**WHAT TO DO**
Each record below should be output verbatim, without pictures.

**DATA SECTION**
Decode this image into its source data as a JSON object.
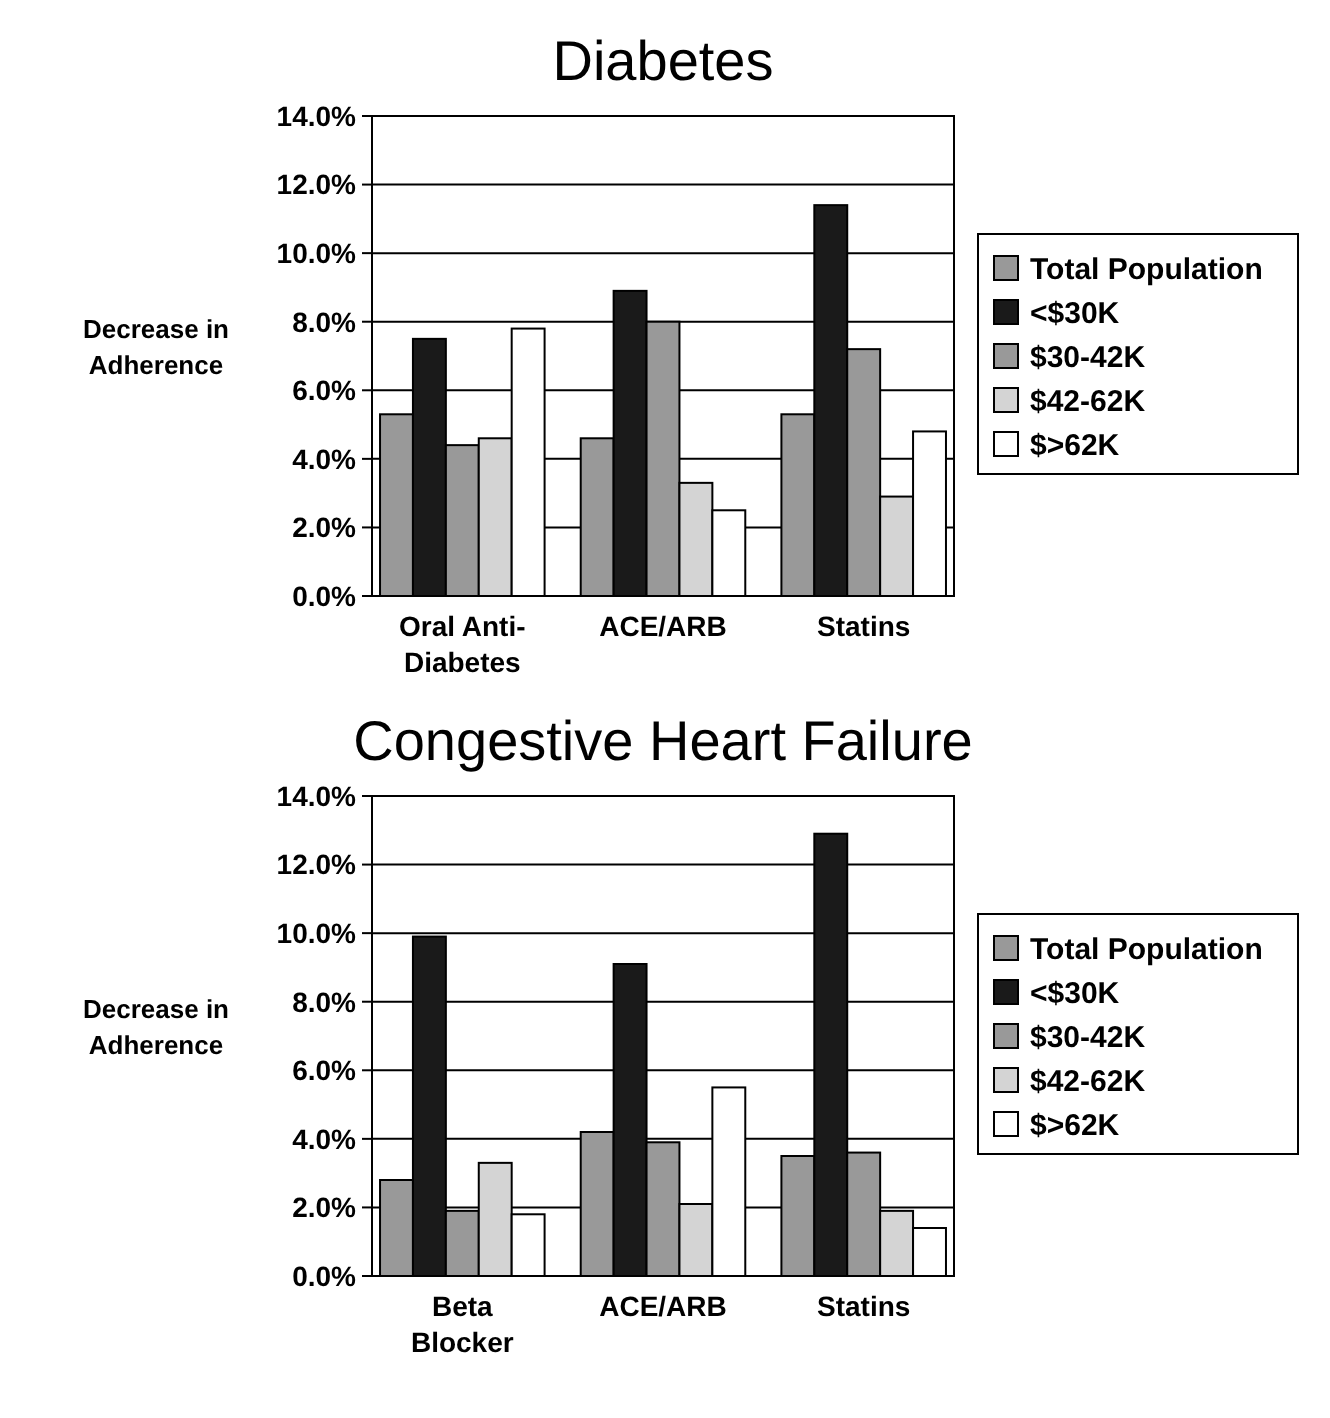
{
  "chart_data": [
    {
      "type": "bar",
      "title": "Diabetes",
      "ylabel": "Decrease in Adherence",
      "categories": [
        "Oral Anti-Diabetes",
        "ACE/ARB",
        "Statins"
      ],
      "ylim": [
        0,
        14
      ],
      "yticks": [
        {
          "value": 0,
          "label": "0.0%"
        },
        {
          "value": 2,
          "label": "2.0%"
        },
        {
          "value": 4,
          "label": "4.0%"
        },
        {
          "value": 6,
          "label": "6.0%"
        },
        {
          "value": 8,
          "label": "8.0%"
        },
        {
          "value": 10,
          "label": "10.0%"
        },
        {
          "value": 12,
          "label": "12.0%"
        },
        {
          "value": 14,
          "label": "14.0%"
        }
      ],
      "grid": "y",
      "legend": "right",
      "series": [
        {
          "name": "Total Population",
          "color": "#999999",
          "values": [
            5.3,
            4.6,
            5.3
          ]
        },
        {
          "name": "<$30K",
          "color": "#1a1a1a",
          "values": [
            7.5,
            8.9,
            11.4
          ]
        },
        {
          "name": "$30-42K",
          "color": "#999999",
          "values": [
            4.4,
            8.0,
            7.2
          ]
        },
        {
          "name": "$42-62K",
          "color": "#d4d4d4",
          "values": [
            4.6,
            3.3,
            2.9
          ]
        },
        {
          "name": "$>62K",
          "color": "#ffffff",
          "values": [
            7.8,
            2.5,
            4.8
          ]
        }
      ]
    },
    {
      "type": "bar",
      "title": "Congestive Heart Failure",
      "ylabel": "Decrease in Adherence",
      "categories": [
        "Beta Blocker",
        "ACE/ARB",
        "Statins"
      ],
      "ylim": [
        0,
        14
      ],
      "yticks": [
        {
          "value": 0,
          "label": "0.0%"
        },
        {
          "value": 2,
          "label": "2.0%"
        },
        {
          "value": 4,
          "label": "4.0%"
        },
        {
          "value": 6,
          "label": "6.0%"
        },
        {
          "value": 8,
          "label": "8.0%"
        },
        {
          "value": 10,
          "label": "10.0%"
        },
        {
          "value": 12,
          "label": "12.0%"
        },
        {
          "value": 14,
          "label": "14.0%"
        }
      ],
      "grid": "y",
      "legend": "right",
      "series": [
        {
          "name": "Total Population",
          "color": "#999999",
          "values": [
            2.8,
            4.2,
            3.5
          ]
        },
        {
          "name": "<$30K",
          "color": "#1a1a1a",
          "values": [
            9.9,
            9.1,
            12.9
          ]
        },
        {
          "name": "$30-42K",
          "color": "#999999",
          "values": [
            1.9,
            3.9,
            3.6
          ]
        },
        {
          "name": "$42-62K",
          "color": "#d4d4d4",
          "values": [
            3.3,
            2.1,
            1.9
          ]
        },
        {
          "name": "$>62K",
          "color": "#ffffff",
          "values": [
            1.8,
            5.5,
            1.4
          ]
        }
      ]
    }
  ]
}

**RESULT OF THE EXERCISE**
Decode this image into its source data as a JSON object.
{
  "chart_data": [
    {
      "type": "bar",
      "title": "Diabetes",
      "ylabel": "Decrease in Adherence",
      "categories": [
        "Oral Anti-Diabetes",
        "ACE/ARB",
        "Statins"
      ],
      "ylim": [
        0,
        14
      ],
      "yticks": [
        {
          "value": 0,
          "label": "0.0%"
        },
        {
          "value": 2,
          "label": "2.0%"
        },
        {
          "value": 4,
          "label": "4.0%"
        },
        {
          "value": 6,
          "label": "6.0%"
        },
        {
          "value": 8,
          "label": "8.0%"
        },
        {
          "value": 10,
          "label": "10.0%"
        },
        {
          "value": 12,
          "label": "12.0%"
        },
        {
          "value": 14,
          "label": "14.0%"
        }
      ],
      "grid": "y",
      "legend": "right",
      "series": [
        {
          "name": "Total Population",
          "color": "#999999",
          "values": [
            5.3,
            4.6,
            5.3
          ]
        },
        {
          "name": "<$30K",
          "color": "#1a1a1a",
          "values": [
            7.5,
            8.9,
            11.4
          ]
        },
        {
          "name": "$30-42K",
          "color": "#999999",
          "values": [
            4.4,
            8.0,
            7.2
          ]
        },
        {
          "name": "$42-62K",
          "color": "#d4d4d4",
          "values": [
            4.6,
            3.3,
            2.9
          ]
        },
        {
          "name": "$>62K",
          "color": "#ffffff",
          "values": [
            7.8,
            2.5,
            4.8
          ]
        }
      ]
    },
    {
      "type": "bar",
      "title": "Congestive Heart Failure",
      "ylabel": "Decrease in Adherence",
      "categories": [
        "Beta Blocker",
        "ACE/ARB",
        "Statins"
      ],
      "ylim": [
        0,
        14
      ],
      "yticks": [
        {
          "value": 0,
          "label": "0.0%"
        },
        {
          "value": 2,
          "label": "2.0%"
        },
        {
          "value": 4,
          "label": "4.0%"
        },
        {
          "value": 6,
          "label": "6.0%"
        },
        {
          "value": 8,
          "label": "8.0%"
        },
        {
          "value": 10,
          "label": "10.0%"
        },
        {
          "value": 12,
          "label": "12.0%"
        },
        {
          "value": 14,
          "label": "14.0%"
        }
      ],
      "grid": "y",
      "legend": "right",
      "series": [
        {
          "name": "Total Population",
          "color": "#999999",
          "values": [
            2.8,
            4.2,
            3.5
          ]
        },
        {
          "name": "<$30K",
          "color": "#1a1a1a",
          "values": [
            9.9,
            9.1,
            12.9
          ]
        },
        {
          "name": "$30-42K",
          "color": "#999999",
          "values": [
            1.9,
            3.9,
            3.6
          ]
        },
        {
          "name": "$42-62K",
          "color": "#d4d4d4",
          "values": [
            3.3,
            2.1,
            1.9
          ]
        },
        {
          "name": "$>62K",
          "color": "#ffffff",
          "values": [
            1.8,
            5.5,
            1.4
          ]
        }
      ]
    }
  ]
}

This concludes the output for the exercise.